— START OF DATA TO PROCESS —
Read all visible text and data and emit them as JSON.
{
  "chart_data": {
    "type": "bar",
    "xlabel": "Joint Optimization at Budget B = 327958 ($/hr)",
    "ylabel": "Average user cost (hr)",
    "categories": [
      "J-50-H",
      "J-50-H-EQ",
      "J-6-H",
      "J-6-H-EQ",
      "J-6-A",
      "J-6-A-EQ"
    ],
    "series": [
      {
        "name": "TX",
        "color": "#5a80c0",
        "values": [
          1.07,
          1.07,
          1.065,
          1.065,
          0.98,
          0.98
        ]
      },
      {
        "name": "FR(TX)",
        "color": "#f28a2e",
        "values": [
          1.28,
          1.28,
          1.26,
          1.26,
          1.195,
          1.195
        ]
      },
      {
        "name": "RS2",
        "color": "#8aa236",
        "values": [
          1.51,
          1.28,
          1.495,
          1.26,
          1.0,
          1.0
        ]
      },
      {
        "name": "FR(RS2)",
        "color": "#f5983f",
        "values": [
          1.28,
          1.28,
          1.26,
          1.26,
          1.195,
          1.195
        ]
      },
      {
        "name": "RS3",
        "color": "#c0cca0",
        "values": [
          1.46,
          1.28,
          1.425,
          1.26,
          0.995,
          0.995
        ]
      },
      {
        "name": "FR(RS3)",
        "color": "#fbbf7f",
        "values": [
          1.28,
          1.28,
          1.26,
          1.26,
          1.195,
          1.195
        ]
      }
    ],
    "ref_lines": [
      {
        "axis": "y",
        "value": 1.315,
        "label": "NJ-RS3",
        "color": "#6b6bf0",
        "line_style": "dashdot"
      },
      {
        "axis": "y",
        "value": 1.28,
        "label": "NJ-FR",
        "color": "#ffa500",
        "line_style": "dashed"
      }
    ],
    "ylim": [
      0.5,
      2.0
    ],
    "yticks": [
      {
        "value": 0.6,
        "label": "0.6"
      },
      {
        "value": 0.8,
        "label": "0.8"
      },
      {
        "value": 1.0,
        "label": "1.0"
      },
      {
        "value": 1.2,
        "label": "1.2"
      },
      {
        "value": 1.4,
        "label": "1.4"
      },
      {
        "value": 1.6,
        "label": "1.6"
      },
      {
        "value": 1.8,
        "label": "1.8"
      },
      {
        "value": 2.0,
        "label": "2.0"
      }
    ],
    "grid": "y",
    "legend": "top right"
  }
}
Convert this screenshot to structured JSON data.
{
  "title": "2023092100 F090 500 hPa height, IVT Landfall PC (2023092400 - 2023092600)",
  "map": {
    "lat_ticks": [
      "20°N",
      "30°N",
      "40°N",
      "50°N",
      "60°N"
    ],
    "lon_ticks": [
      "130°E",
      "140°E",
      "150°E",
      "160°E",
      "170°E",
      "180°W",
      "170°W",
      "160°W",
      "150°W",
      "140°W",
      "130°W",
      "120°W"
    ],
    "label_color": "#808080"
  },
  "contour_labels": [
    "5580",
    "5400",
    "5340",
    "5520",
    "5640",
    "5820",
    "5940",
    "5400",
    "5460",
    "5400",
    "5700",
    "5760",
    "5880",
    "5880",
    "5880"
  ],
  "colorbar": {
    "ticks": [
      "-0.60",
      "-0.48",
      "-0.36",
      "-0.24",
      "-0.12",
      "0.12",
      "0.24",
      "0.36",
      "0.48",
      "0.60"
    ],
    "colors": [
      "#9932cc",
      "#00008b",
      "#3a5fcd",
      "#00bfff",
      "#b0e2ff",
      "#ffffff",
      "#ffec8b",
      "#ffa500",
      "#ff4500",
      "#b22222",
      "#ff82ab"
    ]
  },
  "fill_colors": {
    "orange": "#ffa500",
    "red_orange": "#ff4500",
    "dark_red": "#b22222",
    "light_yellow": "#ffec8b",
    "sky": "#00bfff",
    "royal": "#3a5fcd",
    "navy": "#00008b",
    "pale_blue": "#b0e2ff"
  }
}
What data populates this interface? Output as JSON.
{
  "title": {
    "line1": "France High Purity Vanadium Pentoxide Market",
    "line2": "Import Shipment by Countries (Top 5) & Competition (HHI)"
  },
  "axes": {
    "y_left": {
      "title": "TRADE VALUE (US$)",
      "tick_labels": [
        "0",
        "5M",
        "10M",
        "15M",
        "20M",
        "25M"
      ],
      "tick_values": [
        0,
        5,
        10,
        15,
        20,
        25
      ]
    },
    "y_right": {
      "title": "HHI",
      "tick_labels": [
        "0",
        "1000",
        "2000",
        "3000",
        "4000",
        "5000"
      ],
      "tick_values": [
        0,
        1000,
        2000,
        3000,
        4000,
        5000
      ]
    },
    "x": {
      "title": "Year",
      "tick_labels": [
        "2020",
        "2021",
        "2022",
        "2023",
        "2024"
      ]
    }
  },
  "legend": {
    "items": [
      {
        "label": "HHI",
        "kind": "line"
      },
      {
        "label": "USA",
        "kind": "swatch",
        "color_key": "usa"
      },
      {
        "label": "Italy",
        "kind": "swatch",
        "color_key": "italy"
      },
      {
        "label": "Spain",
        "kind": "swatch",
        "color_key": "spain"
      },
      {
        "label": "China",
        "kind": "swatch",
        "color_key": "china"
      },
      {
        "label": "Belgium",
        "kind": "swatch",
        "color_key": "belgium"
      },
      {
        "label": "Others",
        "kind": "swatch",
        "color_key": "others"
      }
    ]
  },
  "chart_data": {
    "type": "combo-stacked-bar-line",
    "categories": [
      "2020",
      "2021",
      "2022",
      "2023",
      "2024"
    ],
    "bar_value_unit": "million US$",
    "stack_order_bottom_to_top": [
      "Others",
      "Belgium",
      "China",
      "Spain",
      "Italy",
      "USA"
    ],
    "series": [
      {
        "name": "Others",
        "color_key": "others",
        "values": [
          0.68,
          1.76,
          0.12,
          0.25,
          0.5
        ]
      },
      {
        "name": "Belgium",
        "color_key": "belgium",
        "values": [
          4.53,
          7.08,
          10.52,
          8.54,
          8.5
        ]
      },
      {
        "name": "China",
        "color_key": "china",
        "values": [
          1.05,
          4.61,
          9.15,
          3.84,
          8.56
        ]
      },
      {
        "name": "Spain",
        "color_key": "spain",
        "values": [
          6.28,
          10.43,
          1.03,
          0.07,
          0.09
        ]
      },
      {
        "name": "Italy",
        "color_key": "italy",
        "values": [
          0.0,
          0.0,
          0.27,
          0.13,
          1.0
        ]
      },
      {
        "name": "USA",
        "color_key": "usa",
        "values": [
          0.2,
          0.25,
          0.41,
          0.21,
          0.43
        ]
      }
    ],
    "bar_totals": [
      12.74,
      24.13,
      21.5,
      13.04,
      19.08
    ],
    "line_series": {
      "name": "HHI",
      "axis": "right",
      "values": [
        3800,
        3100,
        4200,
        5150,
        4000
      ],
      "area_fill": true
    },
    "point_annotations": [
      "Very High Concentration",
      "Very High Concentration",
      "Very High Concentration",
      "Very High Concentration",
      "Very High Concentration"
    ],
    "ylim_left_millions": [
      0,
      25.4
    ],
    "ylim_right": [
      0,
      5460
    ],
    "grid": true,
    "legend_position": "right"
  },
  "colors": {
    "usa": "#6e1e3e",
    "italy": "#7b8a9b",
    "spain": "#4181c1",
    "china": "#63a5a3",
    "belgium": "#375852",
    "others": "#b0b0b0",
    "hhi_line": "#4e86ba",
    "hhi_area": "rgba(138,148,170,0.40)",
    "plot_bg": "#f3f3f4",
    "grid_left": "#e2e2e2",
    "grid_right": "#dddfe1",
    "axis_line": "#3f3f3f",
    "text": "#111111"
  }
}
— END OF DATA TO PROCESS —
• **WHAT THE TASK REQUIRES**: Reproduce the material exactly, with every line intact.

• **RESPONSE FOR THIS EXERCISE**:
Read all visible text and data and emit them as JSON.
{
  "chart_data": {
    "type": "bar",
    "xlabel": "Joint Optimization at Budget B = 327958 ($/hr)",
    "ylabel": "Average user cost (hr)",
    "categories": [
      "J-50-H",
      "J-50-H-EQ",
      "J-6-H",
      "J-6-H-EQ",
      "J-6-A",
      "J-6-A-EQ"
    ],
    "series": [
      {
        "name": "TX",
        "color": "#5a80c0",
        "values": [
          1.07,
          1.07,
          1.065,
          1.065,
          0.98,
          0.98
        ]
      },
      {
        "name": "FR(TX)",
        "color": "#f28a2e",
        "values": [
          1.28,
          1.28,
          1.26,
          1.26,
          1.195,
          1.195
        ]
      },
      {
        "name": "RS2",
        "color": "#8aa236",
        "values": [
          1.51,
          1.28,
          1.495,
          1.26,
          1.0,
          1.0
        ]
      },
      {
        "name": "FR(RS2)",
        "color": "#f5983f",
        "values": [
          1.28,
          1.28,
          1.26,
          1.26,
          1.195,
          1.195
        ]
      },
      {
        "name": "RS3",
        "color": "#c0cca0",
        "values": [
          1.46,
          1.28,
          1.425,
          1.26,
          0.995,
          0.995
        ]
      },
      {
        "name": "FR(RS3)",
        "color": "#fbbf7f",
        "values": [
          1.28,
          1.28,
          1.26,
          1.26,
          1.195,
          1.195
        ]
      }
    ],
    "ref_lines": [
      {
        "axis": "y",
        "value": 1.315,
        "label": "NJ-RS3",
        "color": "#6b6bf0",
        "line_style": "dashdot"
      },
      {
        "axis": "y",
        "value": 1.28,
        "label": "NJ-FR",
        "color": "#ffa500",
        "line_style": "dashed"
      }
    ],
    "ylim": [
      0.5,
      2.0
    ],
    "yticks": [
      {
        "value": 0.6,
        "label": "0.6"
      },
      {
        "value": 0.8,
        "label": "0.8"
      },
      {
        "value": 1.0,
        "label": "1.0"
      },
      {
        "value": 1.2,
        "label": "1.2"
      },
      {
        "value": 1.4,
        "label": "1.4"
      },
      {
        "value": 1.6,
        "label": "1.6"
      },
      {
        "value": 1.8,
        "label": "1.8"
      },
      {
        "value": 2.0,
        "label": "2.0"
      }
    ],
    "grid": "y",
    "legend": "top right"
  }
}
Convert this screenshot to structured JSON data.
{
  "title": "2023092100 F090 500 hPa height, IVT Landfall PC (2023092400 - 2023092600)",
  "map": {
    "lat_ticks": [
      "20°N",
      "30°N",
      "40°N",
      "50°N",
      "60°N"
    ],
    "lon_ticks": [
      "130°E",
      "140°E",
      "150°E",
      "160°E",
      "170°E",
      "180°W",
      "170°W",
      "160°W",
      "150°W",
      "140°W",
      "130°W",
      "120°W"
    ],
    "label_color": "#808080"
  },
  "contour_labels": [
    "5580",
    "5400",
    "5340",
    "5520",
    "5640",
    "5820",
    "5940",
    "5400",
    "5460",
    "5400",
    "5700",
    "5760",
    "5880",
    "5880",
    "5880"
  ],
  "colorbar": {
    "ticks": [
      "-0.60",
      "-0.48",
      "-0.36",
      "-0.24",
      "-0.12",
      "0.12",
      "0.24",
      "0.36",
      "0.48",
      "0.60"
    ],
    "colors": [
      "#9932cc",
      "#00008b",
      "#3a5fcd",
      "#00bfff",
      "#b0e2ff",
      "#ffffff",
      "#ffec8b",
      "#ffa500",
      "#ff4500",
      "#b22222",
      "#ff82ab"
    ]
  },
  "fill_colors": {
    "orange": "#ffa500",
    "red_orange": "#ff4500",
    "dark_red": "#b22222",
    "light_yellow": "#ffec8b",
    "sky": "#00bfff",
    "royal": "#3a5fcd",
    "navy": "#00008b",
    "pale_blue": "#b0e2ff"
  }
}
What data populates this interface? Output as JSON.
{
  "title": {
    "line1": "France High Purity Vanadium Pentoxide Market",
    "line2": "Import Shipment by Countries (Top 5) & Competition (HHI)"
  },
  "axes": {
    "y_left": {
      "title": "TRADE VALUE (US$)",
      "tick_labels": [
        "0",
        "5M",
        "10M",
        "15M",
        "20M",
        "25M"
      ],
      "tick_values": [
        0,
        5,
        10,
        15,
        20,
        25
      ]
    },
    "y_right": {
      "title": "HHI",
      "tick_labels": [
        "0",
        "1000",
        "2000",
        "3000",
        "4000",
        "5000"
      ],
      "tick_values": [
        0,
        1000,
        2000,
        3000,
        4000,
        5000
      ]
    },
    "x": {
      "title": "Year",
      "tick_labels": [
        "2020",
        "2021",
        "2022",
        "2023",
        "2024"
      ]
    }
  },
  "legend": {
    "items": [
      {
        "label": "HHI",
        "kind": "line"
      },
      {
        "label": "USA",
        "kind": "swatch",
        "color_key": "usa"
      },
      {
        "label": "Italy",
        "kind": "swatch",
        "color_key": "italy"
      },
      {
        "label": "Spain",
        "kind": "swatch",
        "color_key": "spain"
      },
      {
        "label": "China",
        "kind": "swatch",
        "color_key": "china"
      },
      {
        "label": "Belgium",
        "kind": "swatch",
        "color_key": "belgium"
      },
      {
        "label": "Others",
        "kind": "swatch",
        "color_key": "others"
      }
    ]
  },
  "chart_data": {
    "type": "combo-stacked-bar-line",
    "categories": [
      "2020",
      "2021",
      "2022",
      "2023",
      "2024"
    ],
    "bar_value_unit": "million US$",
    "stack_order_bottom_to_top": [
      "Others",
      "Belgium",
      "China",
      "Spain",
      "Italy",
      "USA"
    ],
    "series": [
      {
        "name": "Others",
        "color_key": "others",
        "values": [
          0.68,
          1.76,
          0.12,
          0.25,
          0.5
        ]
      },
      {
        "name": "Belgium",
        "color_key": "belgium",
        "values": [
          4.53,
          7.08,
          10.52,
          8.54,
          8.5
        ]
      },
      {
        "name": "China",
        "color_key": "china",
        "values": [
          1.05,
          4.61,
          9.15,
          3.84,
          8.56
        ]
      },
      {
        "name": "Spain",
        "color_key": "spain",
        "values": [
          6.28,
          10.43,
          1.03,
          0.07,
          0.09
        ]
      },
      {
        "name": "Italy",
        "color_key": "italy",
        "values": [
          0.0,
          0.0,
          0.27,
          0.13,
          1.0
        ]
      },
      {
        "name": "USA",
        "color_key": "usa",
        "values": [
          0.2,
          0.25,
          0.41,
          0.21,
          0.43
        ]
      }
    ],
    "bar_totals": [
      12.74,
      24.13,
      21.5,
      13.04,
      19.08
    ],
    "line_series": {
      "name": "HHI",
      "axis": "right",
      "values": [
        3800,
        3100,
        4200,
        5150,
        4000
      ],
      "area_fill": true
    },
    "point_annotations": [
      "Very High Concentration",
      "Very High Concentration",
      "Very High Concentration",
      "Very High Concentration",
      "Very High Concentration"
    ],
    "ylim_left_millions": [
      0,
      25.4
    ],
    "ylim_right": [
      0,
      5460
    ],
    "grid": true,
    "legend_position": "right"
  },
  "colors": {
    "usa": "#6e1e3e",
    "italy": "#7b8a9b",
    "spain": "#4181c1",
    "china": "#63a5a3",
    "belgium": "#375852",
    "others": "#b0b0b0",
    "hhi_line": "#4e86ba",
    "hhi_area": "rgba(138,148,170,0.40)",
    "plot_bg": "#f3f3f4",
    "grid_left": "#e2e2e2",
    "grid_right": "#dddfe1",
    "axis_line": "#3f3f3f",
    "text": "#111111"
  }
}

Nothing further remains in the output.